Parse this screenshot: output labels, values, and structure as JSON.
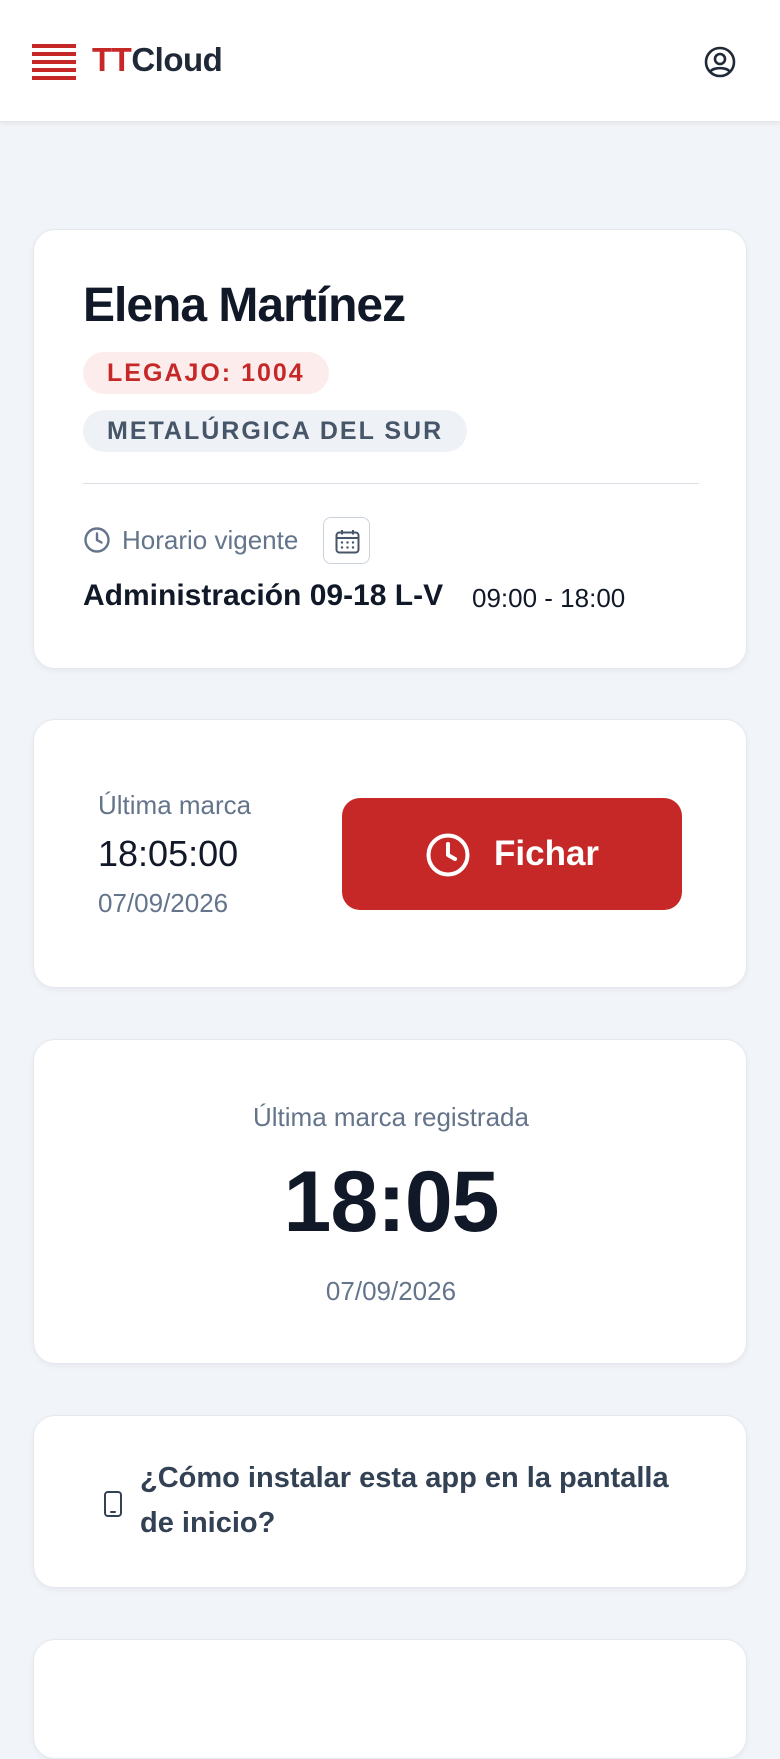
{
  "brand": {
    "part1": "TT",
    "part2": "Cloud",
    "accent_color": "#c62828"
  },
  "header": {
    "logo_icon": "brick-logo-icon",
    "profile_icon": "user-circle-icon"
  },
  "employee": {
    "name": "Elena Martínez",
    "legajo_badge": "LEGAJO: 1004",
    "company_badge": "METALÚRGICA DEL SUR"
  },
  "schedule": {
    "label": "Horario vigente",
    "icon": "clock-icon",
    "calendar_icon": "calendar-icon",
    "name": "Administración 09-18 L-V",
    "time_range": "09:00 - 18:00"
  },
  "last_mark": {
    "label": "Última marca",
    "time": "18:05:00",
    "date": "07/09/2026"
  },
  "clock_button": {
    "label": "Fichar",
    "icon": "clock-icon"
  },
  "registered": {
    "label": "Última marca registrada",
    "time": "18:05",
    "date": "07/09/2026"
  },
  "install": {
    "icon": "smartphone-icon",
    "text": "¿Cómo instalar esta app en la pantalla de inicio?"
  }
}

##########

__GOAL OF THE EXERCISE__
Leave the pictures out and print the records above exactly as they stand.

__RESPONSE__
Parse this screenshot: output labels, values, and structure as JSON.
{
  "brand": {
    "part1": "TT",
    "part2": "Cloud",
    "accent_color": "#c62828"
  },
  "header": {
    "logo_icon": "brick-logo-icon",
    "profile_icon": "user-circle-icon"
  },
  "employee": {
    "name": "Elena Martínez",
    "legajo_badge": "LEGAJO: 1004",
    "company_badge": "METALÚRGICA DEL SUR"
  },
  "schedule": {
    "label": "Horario vigente",
    "icon": "clock-icon",
    "calendar_icon": "calendar-icon",
    "name": "Administración 09-18 L-V",
    "time_range": "09:00 - 18:00"
  },
  "last_mark": {
    "label": "Última marca",
    "time": "18:05:00",
    "date": "07/09/2026"
  },
  "clock_button": {
    "label": "Fichar",
    "icon": "clock-icon"
  },
  "registered": {
    "label": "Última marca registrada",
    "time": "18:05",
    "date": "07/09/2026"
  },
  "install": {
    "icon": "smartphone-icon",
    "text": "¿Cómo instalar esta app en la pantalla de inicio?"
  }
}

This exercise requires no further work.